Things to do
**a.** Condense the paragraph of the JWT configuration passage that begins "JWT is immutable" into a short bulleted list that keeps its main facts.
**b.** Write out the JWT configuration passage word for word from "If you genuinely" to "Clock skew (leeway)".

#### Exercise passage ####

Multi-tenant / per-request configuration

JWT is immutable: the with*() methods (withExpiresAt(), withLeeway(), withSplitData(), withParamData()) each return a new instance, leaving the original — and the shared config('JWT') singleton — untouched. Prefer them over mutating config so concurrent requests can't trample each other's settings.

The uid passed to encode() may be a string or an integer (e.g. a DB primary key); lcobucci/jwt preserves the JSON type, so an integer uid round-trips back as an integer.

use Daycry\JWT\JWT;

function issueAccessToken(array $payload, int|string $uid): string
{
    // Short-lived expiry overridden for this call only — config stays at its default.
    return JWT::for()
        ->withExpiresAt('+15 minutes')
        ->encode($payload, $uid);
}

function issueRefreshToken(int|string $uid): string
{
    return JWT::for()
        ->withExpiresAt('+30 days')
        ->encode(['type' => 'refresh'], $uid);
}

withExpiresAt(string $modifier) overrides the configured expiresAt for that instance only and accepts any DateTimeImmutable::modify() string. An empty string throws InvalidArgumentException, and an invalid modifier throws InvalidArgumentException when the token is encoded (consistently across PHP 8.2, which returns false, and 8.3+, which throws).

If you genuinely need a different validation profile per token type, pass a cloned config to the constructor — $validateClaims must always include 'SignedWith' or decode() throws JWTConfigurationException (it refuses to silently skip signature verification):

$config                 = clone config('JWT');
$config->validateClaims = ['SignedWith', 'LooseValidAt']; // keep SignedWith — required

$jwt = new JWT($config);

Clock skew (leeway)

#### Record extracts ####

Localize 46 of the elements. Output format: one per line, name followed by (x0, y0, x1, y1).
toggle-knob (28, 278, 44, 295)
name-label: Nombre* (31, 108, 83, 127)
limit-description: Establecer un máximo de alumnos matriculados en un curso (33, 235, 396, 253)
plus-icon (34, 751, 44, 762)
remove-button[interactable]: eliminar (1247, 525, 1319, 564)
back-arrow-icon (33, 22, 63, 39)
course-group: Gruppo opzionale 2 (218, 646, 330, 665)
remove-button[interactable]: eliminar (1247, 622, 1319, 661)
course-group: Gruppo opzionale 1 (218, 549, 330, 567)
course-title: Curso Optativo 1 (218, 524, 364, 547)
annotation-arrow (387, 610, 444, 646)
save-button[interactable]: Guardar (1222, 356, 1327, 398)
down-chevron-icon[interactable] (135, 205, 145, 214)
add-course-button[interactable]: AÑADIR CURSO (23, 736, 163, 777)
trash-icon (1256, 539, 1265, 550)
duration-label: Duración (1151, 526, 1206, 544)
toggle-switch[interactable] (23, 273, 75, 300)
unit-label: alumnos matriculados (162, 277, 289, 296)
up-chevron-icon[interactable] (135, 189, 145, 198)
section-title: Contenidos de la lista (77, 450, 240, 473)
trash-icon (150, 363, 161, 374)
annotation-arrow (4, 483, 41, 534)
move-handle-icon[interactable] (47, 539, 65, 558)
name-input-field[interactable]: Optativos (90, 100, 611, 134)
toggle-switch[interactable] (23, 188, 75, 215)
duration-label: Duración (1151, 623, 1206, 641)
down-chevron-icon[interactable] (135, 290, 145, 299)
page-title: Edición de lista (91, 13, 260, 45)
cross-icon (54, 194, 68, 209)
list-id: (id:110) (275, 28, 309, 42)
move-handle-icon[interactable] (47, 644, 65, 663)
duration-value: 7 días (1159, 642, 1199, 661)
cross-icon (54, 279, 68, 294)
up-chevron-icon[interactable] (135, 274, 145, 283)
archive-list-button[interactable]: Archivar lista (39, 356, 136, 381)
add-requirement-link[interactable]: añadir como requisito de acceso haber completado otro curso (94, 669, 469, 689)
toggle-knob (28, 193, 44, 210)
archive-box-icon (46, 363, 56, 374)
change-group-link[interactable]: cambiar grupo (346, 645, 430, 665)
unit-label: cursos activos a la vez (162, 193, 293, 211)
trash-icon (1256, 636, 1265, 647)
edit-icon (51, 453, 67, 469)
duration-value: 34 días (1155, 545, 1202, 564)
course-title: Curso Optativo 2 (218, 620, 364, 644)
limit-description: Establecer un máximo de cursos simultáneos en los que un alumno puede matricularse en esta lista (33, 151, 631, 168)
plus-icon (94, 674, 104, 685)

####

Results for the exercise
**a.**
- JWT is immutable.
- The with*() methods (withExpiresAt(), withLeeway(), withSplitData(), withParamData()) each return a new instance.
- Neither the original instance nor the shared config('JWT') singleton is changed.
- Use these methods instead of mutating config so that concurrent requests cannot overwrite each other's settings.

**b.**
If you genuinely need a different validation profile per token type, pass a cloned config to the constructor — $validateClaims must always include 'SignedWith' or decode() throws JWTConfigurationException (it refuses to silently skip signature verification):

$config                 = clone config('JWT');
$config->validateClaims = ['SignedWith', 'LooseValidAt']; // keep SignedWith — required

$jwt = new JWT($config);

Clock skew (leeway)